> [WHAT YOU HAVE TO DO]: Output the full listing below exactly, without the pictures.
----- DATASET ENTRIES
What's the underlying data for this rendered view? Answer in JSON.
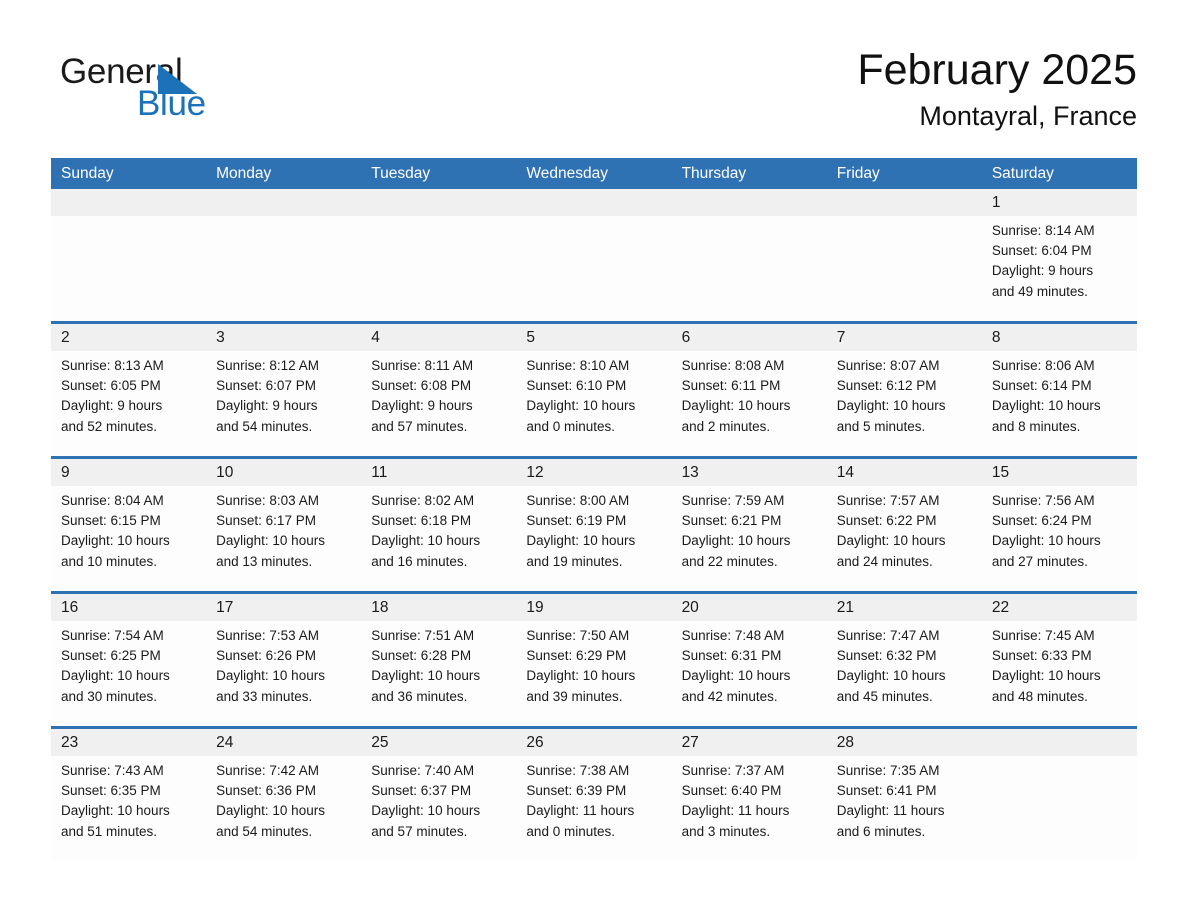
{
  "brand": {
    "name_part1": "General",
    "name_part2": "Blue",
    "flag_icon": "triangle-flag-icon",
    "accent_color": "#1b72b8"
  },
  "header": {
    "month_title": "February 2025",
    "location": "Montayral, France"
  },
  "theme": {
    "header_bar_color": "#2f72b4",
    "day_number_band_color": "#f0f0f0",
    "cell_background": "#fdfdfd",
    "text_color": "#1a1a1a"
  },
  "weekdays": [
    "Sunday",
    "Monday",
    "Tuesday",
    "Wednesday",
    "Thursday",
    "Friday",
    "Saturday"
  ],
  "weeks": [
    {
      "days": [
        {
          "number": "",
          "lines": []
        },
        {
          "number": "",
          "lines": []
        },
        {
          "number": "",
          "lines": []
        },
        {
          "number": "",
          "lines": []
        },
        {
          "number": "",
          "lines": []
        },
        {
          "number": "",
          "lines": []
        },
        {
          "number": "1",
          "lines": [
            "Sunrise: 8:14 AM",
            "Sunset: 6:04 PM",
            "Daylight: 9 hours",
            "and 49 minutes."
          ]
        }
      ]
    },
    {
      "days": [
        {
          "number": "2",
          "lines": [
            "Sunrise: 8:13 AM",
            "Sunset: 6:05 PM",
            "Daylight: 9 hours",
            "and 52 minutes."
          ]
        },
        {
          "number": "3",
          "lines": [
            "Sunrise: 8:12 AM",
            "Sunset: 6:07 PM",
            "Daylight: 9 hours",
            "and 54 minutes."
          ]
        },
        {
          "number": "4",
          "lines": [
            "Sunrise: 8:11 AM",
            "Sunset: 6:08 PM",
            "Daylight: 9 hours",
            "and 57 minutes."
          ]
        },
        {
          "number": "5",
          "lines": [
            "Sunrise: 8:10 AM",
            "Sunset: 6:10 PM",
            "Daylight: 10 hours",
            "and 0 minutes."
          ]
        },
        {
          "number": "6",
          "lines": [
            "Sunrise: 8:08 AM",
            "Sunset: 6:11 PM",
            "Daylight: 10 hours",
            "and 2 minutes."
          ]
        },
        {
          "number": "7",
          "lines": [
            "Sunrise: 8:07 AM",
            "Sunset: 6:12 PM",
            "Daylight: 10 hours",
            "and 5 minutes."
          ]
        },
        {
          "number": "8",
          "lines": [
            "Sunrise: 8:06 AM",
            "Sunset: 6:14 PM",
            "Daylight: 10 hours",
            "and 8 minutes."
          ]
        }
      ]
    },
    {
      "days": [
        {
          "number": "9",
          "lines": [
            "Sunrise: 8:04 AM",
            "Sunset: 6:15 PM",
            "Daylight: 10 hours",
            "and 10 minutes."
          ]
        },
        {
          "number": "10",
          "lines": [
            "Sunrise: 8:03 AM",
            "Sunset: 6:17 PM",
            "Daylight: 10 hours",
            "and 13 minutes."
          ]
        },
        {
          "number": "11",
          "lines": [
            "Sunrise: 8:02 AM",
            "Sunset: 6:18 PM",
            "Daylight: 10 hours",
            "and 16 minutes."
          ]
        },
        {
          "number": "12",
          "lines": [
            "Sunrise: 8:00 AM",
            "Sunset: 6:19 PM",
            "Daylight: 10 hours",
            "and 19 minutes."
          ]
        },
        {
          "number": "13",
          "lines": [
            "Sunrise: 7:59 AM",
            "Sunset: 6:21 PM",
            "Daylight: 10 hours",
            "and 22 minutes."
          ]
        },
        {
          "number": "14",
          "lines": [
            "Sunrise: 7:57 AM",
            "Sunset: 6:22 PM",
            "Daylight: 10 hours",
            "and 24 minutes."
          ]
        },
        {
          "number": "15",
          "lines": [
            "Sunrise: 7:56 AM",
            "Sunset: 6:24 PM",
            "Daylight: 10 hours",
            "and 27 minutes."
          ]
        }
      ]
    },
    {
      "days": [
        {
          "number": "16",
          "lines": [
            "Sunrise: 7:54 AM",
            "Sunset: 6:25 PM",
            "Daylight: 10 hours",
            "and 30 minutes."
          ]
        },
        {
          "number": "17",
          "lines": [
            "Sunrise: 7:53 AM",
            "Sunset: 6:26 PM",
            "Daylight: 10 hours",
            "and 33 minutes."
          ]
        },
        {
          "number": "18",
          "lines": [
            "Sunrise: 7:51 AM",
            "Sunset: 6:28 PM",
            "Daylight: 10 hours",
            "and 36 minutes."
          ]
        },
        {
          "number": "19",
          "lines": [
            "Sunrise: 7:50 AM",
            "Sunset: 6:29 PM",
            "Daylight: 10 hours",
            "and 39 minutes."
          ]
        },
        {
          "number": "20",
          "lines": [
            "Sunrise: 7:48 AM",
            "Sunset: 6:31 PM",
            "Daylight: 10 hours",
            "and 42 minutes."
          ]
        },
        {
          "number": "21",
          "lines": [
            "Sunrise: 7:47 AM",
            "Sunset: 6:32 PM",
            "Daylight: 10 hours",
            "and 45 minutes."
          ]
        },
        {
          "number": "22",
          "lines": [
            "Sunrise: 7:45 AM",
            "Sunset: 6:33 PM",
            "Daylight: 10 hours",
            "and 48 minutes."
          ]
        }
      ]
    },
    {
      "days": [
        {
          "number": "23",
          "lines": [
            "Sunrise: 7:43 AM",
            "Sunset: 6:35 PM",
            "Daylight: 10 hours",
            "and 51 minutes."
          ]
        },
        {
          "number": "24",
          "lines": [
            "Sunrise: 7:42 AM",
            "Sunset: 6:36 PM",
            "Daylight: 10 hours",
            "and 54 minutes."
          ]
        },
        {
          "number": "25",
          "lines": [
            "Sunrise: 7:40 AM",
            "Sunset: 6:37 PM",
            "Daylight: 10 hours",
            "and 57 minutes."
          ]
        },
        {
          "number": "26",
          "lines": [
            "Sunrise: 7:38 AM",
            "Sunset: 6:39 PM",
            "Daylight: 11 hours",
            "and 0 minutes."
          ]
        },
        {
          "number": "27",
          "lines": [
            "Sunrise: 7:37 AM",
            "Sunset: 6:40 PM",
            "Daylight: 11 hours",
            "and 3 minutes."
          ]
        },
        {
          "number": "28",
          "lines": [
            "Sunrise: 7:35 AM",
            "Sunset: 6:41 PM",
            "Daylight: 11 hours",
            "and 6 minutes."
          ]
        },
        {
          "number": "",
          "lines": []
        }
      ]
    }
  ]
}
----------
> [FINAL ANSWER]:
What's the underlying data for this rendered view? Answer in JSON.
{
  "brand": {
    "name_part1": "General",
    "name_part2": "Blue",
    "flag_icon": "triangle-flag-icon",
    "accent_color": "#1b72b8"
  },
  "header": {
    "month_title": "February 2025",
    "location": "Montayral, France"
  },
  "theme": {
    "header_bar_color": "#2f72b4",
    "day_number_band_color": "#f0f0f0",
    "cell_background": "#fdfdfd",
    "text_color": "#1a1a1a"
  },
  "weekdays": [
    "Sunday",
    "Monday",
    "Tuesday",
    "Wednesday",
    "Thursday",
    "Friday",
    "Saturday"
  ],
  "weeks": [
    {
      "days": [
        {
          "number": "",
          "lines": []
        },
        {
          "number": "",
          "lines": []
        },
        {
          "number": "",
          "lines": []
        },
        {
          "number": "",
          "lines": []
        },
        {
          "number": "",
          "lines": []
        },
        {
          "number": "",
          "lines": []
        },
        {
          "number": "1",
          "lines": [
            "Sunrise: 8:14 AM",
            "Sunset: 6:04 PM",
            "Daylight: 9 hours",
            "and 49 minutes."
          ]
        }
      ]
    },
    {
      "days": [
        {
          "number": "2",
          "lines": [
            "Sunrise: 8:13 AM",
            "Sunset: 6:05 PM",
            "Daylight: 9 hours",
            "and 52 minutes."
          ]
        },
        {
          "number": "3",
          "lines": [
            "Sunrise: 8:12 AM",
            "Sunset: 6:07 PM",
            "Daylight: 9 hours",
            "and 54 minutes."
          ]
        },
        {
          "number": "4",
          "lines": [
            "Sunrise: 8:11 AM",
            "Sunset: 6:08 PM",
            "Daylight: 9 hours",
            "and 57 minutes."
          ]
        },
        {
          "number": "5",
          "lines": [
            "Sunrise: 8:10 AM",
            "Sunset: 6:10 PM",
            "Daylight: 10 hours",
            "and 0 minutes."
          ]
        },
        {
          "number": "6",
          "lines": [
            "Sunrise: 8:08 AM",
            "Sunset: 6:11 PM",
            "Daylight: 10 hours",
            "and 2 minutes."
          ]
        },
        {
          "number": "7",
          "lines": [
            "Sunrise: 8:07 AM",
            "Sunset: 6:12 PM",
            "Daylight: 10 hours",
            "and 5 minutes."
          ]
        },
        {
          "number": "8",
          "lines": [
            "Sunrise: 8:06 AM",
            "Sunset: 6:14 PM",
            "Daylight: 10 hours",
            "and 8 minutes."
          ]
        }
      ]
    },
    {
      "days": [
        {
          "number": "9",
          "lines": [
            "Sunrise: 8:04 AM",
            "Sunset: 6:15 PM",
            "Daylight: 10 hours",
            "and 10 minutes."
          ]
        },
        {
          "number": "10",
          "lines": [
            "Sunrise: 8:03 AM",
            "Sunset: 6:17 PM",
            "Daylight: 10 hours",
            "and 13 minutes."
          ]
        },
        {
          "number": "11",
          "lines": [
            "Sunrise: 8:02 AM",
            "Sunset: 6:18 PM",
            "Daylight: 10 hours",
            "and 16 minutes."
          ]
        },
        {
          "number": "12",
          "lines": [
            "Sunrise: 8:00 AM",
            "Sunset: 6:19 PM",
            "Daylight: 10 hours",
            "and 19 minutes."
          ]
        },
        {
          "number": "13",
          "lines": [
            "Sunrise: 7:59 AM",
            "Sunset: 6:21 PM",
            "Daylight: 10 hours",
            "and 22 minutes."
          ]
        },
        {
          "number": "14",
          "lines": [
            "Sunrise: 7:57 AM",
            "Sunset: 6:22 PM",
            "Daylight: 10 hours",
            "and 24 minutes."
          ]
        },
        {
          "number": "15",
          "lines": [
            "Sunrise: 7:56 AM",
            "Sunset: 6:24 PM",
            "Daylight: 10 hours",
            "and 27 minutes."
          ]
        }
      ]
    },
    {
      "days": [
        {
          "number": "16",
          "lines": [
            "Sunrise: 7:54 AM",
            "Sunset: 6:25 PM",
            "Daylight: 10 hours",
            "and 30 minutes."
          ]
        },
        {
          "number": "17",
          "lines": [
            "Sunrise: 7:53 AM",
            "Sunset: 6:26 PM",
            "Daylight: 10 hours",
            "and 33 minutes."
          ]
        },
        {
          "number": "18",
          "lines": [
            "Sunrise: 7:51 AM",
            "Sunset: 6:28 PM",
            "Daylight: 10 hours",
            "and 36 minutes."
          ]
        },
        {
          "number": "19",
          "lines": [
            "Sunrise: 7:50 AM",
            "Sunset: 6:29 PM",
            "Daylight: 10 hours",
            "and 39 minutes."
          ]
        },
        {
          "number": "20",
          "lines": [
            "Sunrise: 7:48 AM",
            "Sunset: 6:31 PM",
            "Daylight: 10 hours",
            "and 42 minutes."
          ]
        },
        {
          "number": "21",
          "lines": [
            "Sunrise: 7:47 AM",
            "Sunset: 6:32 PM",
            "Daylight: 10 hours",
            "and 45 minutes."
          ]
        },
        {
          "number": "22",
          "lines": [
            "Sunrise: 7:45 AM",
            "Sunset: 6:33 PM",
            "Daylight: 10 hours",
            "and 48 minutes."
          ]
        }
      ]
    },
    {
      "days": [
        {
          "number": "23",
          "lines": [
            "Sunrise: 7:43 AM",
            "Sunset: 6:35 PM",
            "Daylight: 10 hours",
            "and 51 minutes."
          ]
        },
        {
          "number": "24",
          "lines": [
            "Sunrise: 7:42 AM",
            "Sunset: 6:36 PM",
            "Daylight: 10 hours",
            "and 54 minutes."
          ]
        },
        {
          "number": "25",
          "lines": [
            "Sunrise: 7:40 AM",
            "Sunset: 6:37 PM",
            "Daylight: 10 hours",
            "and 57 minutes."
          ]
        },
        {
          "number": "26",
          "lines": [
            "Sunrise: 7:38 AM",
            "Sunset: 6:39 PM",
            "Daylight: 11 hours",
            "and 0 minutes."
          ]
        },
        {
          "number": "27",
          "lines": [
            "Sunrise: 7:37 AM",
            "Sunset: 6:40 PM",
            "Daylight: 11 hours",
            "and 3 minutes."
          ]
        },
        {
          "number": "28",
          "lines": [
            "Sunrise: 7:35 AM",
            "Sunset: 6:41 PM",
            "Daylight: 11 hours",
            "and 6 minutes."
          ]
        },
        {
          "number": "",
          "lines": []
        }
      ]
    }
  ]
}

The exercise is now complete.